A block of data:
__________________________________________________
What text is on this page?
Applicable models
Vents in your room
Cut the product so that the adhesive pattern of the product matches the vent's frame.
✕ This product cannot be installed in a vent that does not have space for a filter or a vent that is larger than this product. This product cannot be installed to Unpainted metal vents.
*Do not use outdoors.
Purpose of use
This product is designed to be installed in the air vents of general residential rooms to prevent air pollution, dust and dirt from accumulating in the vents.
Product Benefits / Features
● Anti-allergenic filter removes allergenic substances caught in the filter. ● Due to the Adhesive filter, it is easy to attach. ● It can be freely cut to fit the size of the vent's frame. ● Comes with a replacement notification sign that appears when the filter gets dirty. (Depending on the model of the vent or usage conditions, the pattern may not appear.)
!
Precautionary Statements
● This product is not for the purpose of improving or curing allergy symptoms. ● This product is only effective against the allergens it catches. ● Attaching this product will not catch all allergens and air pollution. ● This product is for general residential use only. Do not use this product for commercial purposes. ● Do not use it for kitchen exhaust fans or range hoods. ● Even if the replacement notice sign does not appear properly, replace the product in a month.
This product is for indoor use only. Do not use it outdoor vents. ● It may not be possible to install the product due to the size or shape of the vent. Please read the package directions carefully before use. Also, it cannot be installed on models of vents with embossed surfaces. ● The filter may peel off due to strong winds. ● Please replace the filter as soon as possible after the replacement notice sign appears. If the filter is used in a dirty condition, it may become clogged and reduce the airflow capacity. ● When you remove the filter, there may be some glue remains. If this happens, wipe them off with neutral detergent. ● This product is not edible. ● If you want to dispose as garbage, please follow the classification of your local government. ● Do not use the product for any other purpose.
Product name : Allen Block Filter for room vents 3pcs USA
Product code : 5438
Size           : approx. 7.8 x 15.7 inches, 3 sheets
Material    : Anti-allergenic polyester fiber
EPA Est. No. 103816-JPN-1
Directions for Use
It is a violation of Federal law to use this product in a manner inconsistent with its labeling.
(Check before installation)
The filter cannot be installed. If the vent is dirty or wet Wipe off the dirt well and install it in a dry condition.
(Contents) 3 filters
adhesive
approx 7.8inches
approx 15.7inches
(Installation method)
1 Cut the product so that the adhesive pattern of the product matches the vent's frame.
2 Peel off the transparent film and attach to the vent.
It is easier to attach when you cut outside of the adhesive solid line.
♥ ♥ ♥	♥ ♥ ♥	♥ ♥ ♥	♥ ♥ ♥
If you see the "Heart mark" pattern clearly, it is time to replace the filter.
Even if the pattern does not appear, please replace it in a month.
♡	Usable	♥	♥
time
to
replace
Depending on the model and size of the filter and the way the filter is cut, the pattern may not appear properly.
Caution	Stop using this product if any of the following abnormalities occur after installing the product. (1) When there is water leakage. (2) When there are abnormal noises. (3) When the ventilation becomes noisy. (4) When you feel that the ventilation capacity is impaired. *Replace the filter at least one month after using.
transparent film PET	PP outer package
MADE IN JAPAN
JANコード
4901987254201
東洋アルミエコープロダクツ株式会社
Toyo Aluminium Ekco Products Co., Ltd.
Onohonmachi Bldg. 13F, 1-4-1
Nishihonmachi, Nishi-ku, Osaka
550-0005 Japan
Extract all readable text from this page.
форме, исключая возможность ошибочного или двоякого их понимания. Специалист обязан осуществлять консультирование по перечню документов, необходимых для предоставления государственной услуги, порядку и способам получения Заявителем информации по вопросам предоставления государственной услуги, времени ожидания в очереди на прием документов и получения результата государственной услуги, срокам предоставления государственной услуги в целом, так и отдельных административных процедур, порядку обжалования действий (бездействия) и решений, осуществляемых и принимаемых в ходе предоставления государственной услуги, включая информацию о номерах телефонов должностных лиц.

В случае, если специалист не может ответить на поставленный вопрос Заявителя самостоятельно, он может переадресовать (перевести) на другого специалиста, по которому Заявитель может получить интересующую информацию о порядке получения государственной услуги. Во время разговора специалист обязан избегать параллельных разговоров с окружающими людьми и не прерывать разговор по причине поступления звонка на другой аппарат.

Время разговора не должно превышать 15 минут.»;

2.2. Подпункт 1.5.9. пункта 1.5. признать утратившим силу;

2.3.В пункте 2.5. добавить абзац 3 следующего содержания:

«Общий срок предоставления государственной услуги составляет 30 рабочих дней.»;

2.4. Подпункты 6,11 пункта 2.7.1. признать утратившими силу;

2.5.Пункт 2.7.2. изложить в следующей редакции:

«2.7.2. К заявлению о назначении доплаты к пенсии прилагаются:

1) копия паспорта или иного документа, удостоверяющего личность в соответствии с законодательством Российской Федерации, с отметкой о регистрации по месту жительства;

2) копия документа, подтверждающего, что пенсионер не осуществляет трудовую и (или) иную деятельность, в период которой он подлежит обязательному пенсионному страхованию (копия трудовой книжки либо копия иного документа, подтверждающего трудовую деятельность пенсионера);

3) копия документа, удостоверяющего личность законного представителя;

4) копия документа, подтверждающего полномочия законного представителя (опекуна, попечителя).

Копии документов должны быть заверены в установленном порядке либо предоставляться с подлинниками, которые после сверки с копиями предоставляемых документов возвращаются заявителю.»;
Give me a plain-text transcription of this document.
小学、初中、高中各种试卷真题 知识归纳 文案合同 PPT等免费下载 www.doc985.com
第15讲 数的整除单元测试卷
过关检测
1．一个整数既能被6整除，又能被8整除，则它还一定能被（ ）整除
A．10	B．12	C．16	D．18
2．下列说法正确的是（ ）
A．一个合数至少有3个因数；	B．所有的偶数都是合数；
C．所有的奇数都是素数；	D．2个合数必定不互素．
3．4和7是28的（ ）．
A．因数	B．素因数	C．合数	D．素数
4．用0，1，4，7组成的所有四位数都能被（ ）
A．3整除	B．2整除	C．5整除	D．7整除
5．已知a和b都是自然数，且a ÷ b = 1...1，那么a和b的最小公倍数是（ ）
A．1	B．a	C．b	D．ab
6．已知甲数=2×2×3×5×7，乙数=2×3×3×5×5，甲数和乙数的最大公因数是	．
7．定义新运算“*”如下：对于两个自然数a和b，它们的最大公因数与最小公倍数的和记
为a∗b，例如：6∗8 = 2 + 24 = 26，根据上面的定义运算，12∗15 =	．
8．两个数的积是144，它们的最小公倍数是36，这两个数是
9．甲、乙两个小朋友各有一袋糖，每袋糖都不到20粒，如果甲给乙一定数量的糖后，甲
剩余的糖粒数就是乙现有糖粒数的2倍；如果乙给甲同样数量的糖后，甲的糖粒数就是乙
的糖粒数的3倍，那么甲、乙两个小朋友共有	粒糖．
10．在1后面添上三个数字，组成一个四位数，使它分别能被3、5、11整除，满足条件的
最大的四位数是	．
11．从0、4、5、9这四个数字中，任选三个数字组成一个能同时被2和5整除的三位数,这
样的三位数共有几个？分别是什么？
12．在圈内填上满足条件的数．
__________________________________________________
## [DIRECTION]
Copy all the lines, exactly.

## [OUTPUT]
What text is on this page?
Applicable models
Vents in your room
Cut the product so that the adhesive pattern of the product matches the vent's frame.
✕ This product cannot be installed in a vent that does not have space for a filter or a vent that is larger than this product. This product cannot be installed to Unpainted metal vents.
*Do not use outdoors.
Purpose of use
This product is designed to be installed in the air vents of general residential rooms to prevent air pollution, dust and dirt from accumulating in the vents.
Product Benefits / Features
● Anti-allergenic filter removes allergenic substances caught in the filter. ● Due to the Adhesive filter, it is easy to attach. ● It can be freely cut to fit the size of the vent's frame. ● Comes with a replacement notification sign that appears when the filter gets dirty. (Depending on the model of the vent or usage conditions, the pattern may not appear.)
!
Precautionary Statements
● This product is not for the purpose of improving or curing allergy symptoms. ● This product is only effective against the allergens it catches. ● Attaching this product will not catch all allergens and air pollution. ● This product is for general residential use only. Do not use this product for commercial purposes. ● Do not use it for kitchen exhaust fans or range hoods. ● Even if the replacement notice sign does not appear properly, replace the product in a month.
This product is for indoor use only. Do not use it outdoor vents. ● It may not be possible to install the product due to the size or shape of the vent. Please read the package directions carefully before use. Also, it cannot be installed on models of vents with embossed surfaces. ● The filter may peel off due to strong winds. ● Please replace the filter as soon as possible after the replacement notice sign appears. If the filter is used in a dirty condition, it may become clogged and reduce the airflow capacity. ● When you remove the filter, there may be some glue remains. If this happens, wipe them off with neutral detergent. ● This product is not edible. ● If you want to dispose as garbage, please follow the classification of your local government. ● Do not use the product for any other purpose.
Product name : Allen Block Filter for room vents 3pcs USA
Product code : 5438
Size           : approx. 7.8 x 15.7 inches, 3 sheets
Material    : Anti-allergenic polyester fiber
EPA Est. No. 103816-JPN-1
Directions for Use
It is a violation of Federal law to use this product in a manner inconsistent with its labeling.
(Check before installation)
The filter cannot be installed. If the vent is dirty or wet Wipe off the dirt well and install it in a dry condition.
(Contents) 3 filters
adhesive
approx 7.8inches
approx 15.7inches
(Installation method)
1 Cut the product so that the adhesive pattern of the product matches the vent's frame.
2 Peel off the transparent film and attach to the vent.
It is easier to attach when you cut outside of the adhesive solid line.
♥ ♥ ♥	♥ ♥ ♥	♥ ♥ ♥	♥ ♥ ♥
If you see the "Heart mark" pattern clearly, it is time to replace the filter.
Even if the pattern does not appear, please replace it in a month.
♡	Usable	♥	♥
time
to
replace
Depending on the model and size of the filter and the way the filter is cut, the pattern may not appear properly.
Caution	Stop using this product if any of the following abnormalities occur after installing the product. (1) When there is water leakage. (2) When there are abnormal noises. (3) When the ventilation becomes noisy. (4) When you feel that the ventilation capacity is impaired. *Replace the filter at least one month after using.
transparent film PET	PP outer package
MADE IN JAPAN
JANコード
4901987254201
東洋アルミエコープロダクツ株式会社
Toyo Aluminium Ekco Products Co., Ltd.
Onohonmachi Bldg. 13F, 1-4-1
Nishihonmachi, Nishi-ku, Osaka
550-0005 Japan
Extract all readable text from this page.
форме, исключая возможность ошибочного или двоякого их понимания. Специалист обязан осуществлять консультирование по перечню документов, необходимых для предоставления государственной услуги, порядку и способам получения Заявителем информации по вопросам предоставления государственной услуги, времени ожидания в очереди на прием документов и получения результата государственной услуги, срокам предоставления государственной услуги в целом, так и отдельных административных процедур, порядку обжалования действий (бездействия) и решений, осуществляемых и принимаемых в ходе предоставления государственной услуги, включая информацию о номерах телефонов должностных лиц.

В случае, если специалист не может ответить на поставленный вопрос Заявителя самостоятельно, он может переадресовать (перевести) на другого специалиста, по которому Заявитель может получить интересующую информацию о порядке получения государственной услуги. Во время разговора специалист обязан избегать параллельных разговоров с окружающими людьми и не прерывать разговор по причине поступления звонка на другой аппарат.

Время разговора не должно превышать 15 минут.»;

2.2. Подпункт 1.5.9. пункта 1.5. признать утратившим силу;

2.3.В пункте 2.5. добавить абзац 3 следующего содержания:

«Общий срок предоставления государственной услуги составляет 30 рабочих дней.»;

2.4. Подпункты 6,11 пункта 2.7.1. признать утратившими силу;

2.5.Пункт 2.7.2. изложить в следующей редакции:

«2.7.2. К заявлению о назначении доплаты к пенсии прилагаются:

1) копия паспорта или иного документа, удостоверяющего личность в соответствии с законодательством Российской Федерации, с отметкой о регистрации по месту жительства;

2) копия документа, подтверждающего, что пенсионер не осуществляет трудовую и (или) иную деятельность, в период которой он подлежит обязательному пенсионному страхованию (копия трудовой книжки либо копия иного документа, подтверждающего трудовую деятельность пенсионера);

3) копия документа, удостоверяющего личность законного представителя;

4) копия документа, подтверждающего полномочия законного представителя (опекуна, попечителя).

Копии документов должны быть заверены в установленном порядке либо предоставляться с подлинниками, которые после сверки с копиями предоставляемых документов возвращаются заявителю.»;
Give me a plain-text transcription of this document.
小学、初中、高中各种试卷真题 知识归纳 文案合同 PPT等免费下载 www.doc985.com
第15讲 数的整除单元测试卷
过关检测
1．一个整数既能被6整除，又能被8整除，则它还一定能被（ ）整除
A．10	B．12	C．16	D．18
2．下列说法正确的是（ ）
A．一个合数至少有3个因数；	B．所有的偶数都是合数；
C．所有的奇数都是素数；	D．2个合数必定不互素．
3．4和7是28的（ ）．
A．因数	B．素因数	C．合数	D．素数
4．用0，1，4，7组成的所有四位数都能被（ ）
A．3整除	B．2整除	C．5整除	D．7整除
5．已知a和b都是自然数，且a ÷ b = 1...1，那么a和b的最小公倍数是（ ）
A．1	B．a	C．b	D．ab
6．已知甲数=2×2×3×5×7，乙数=2×3×3×5×5，甲数和乙数的最大公因数是	．
7．定义新运算“*”如下：对于两个自然数a和b，它们的最大公因数与最小公倍数的和记
为a∗b，例如：6∗8 = 2 + 24 = 26，根据上面的定义运算，12∗15 =	．
8．两个数的积是144，它们的最小公倍数是36，这两个数是
9．甲、乙两个小朋友各有一袋糖，每袋糖都不到20粒，如果甲给乙一定数量的糖后，甲
剩余的糖粒数就是乙现有糖粒数的2倍；如果乙给甲同样数量的糖后，甲的糖粒数就是乙
的糖粒数的3倍，那么甲、乙两个小朋友共有	粒糖．
10．在1后面添上三个数字，组成一个四位数，使它分别能被3、5、11整除，满足条件的
最大的四位数是	．
11．从0、4、5、9这四个数字中，任选三个数字组成一个能同时被2和5整除的三位数,这
样的三位数共有几个？分别是什么？
12．在圈内填上满足条件的数．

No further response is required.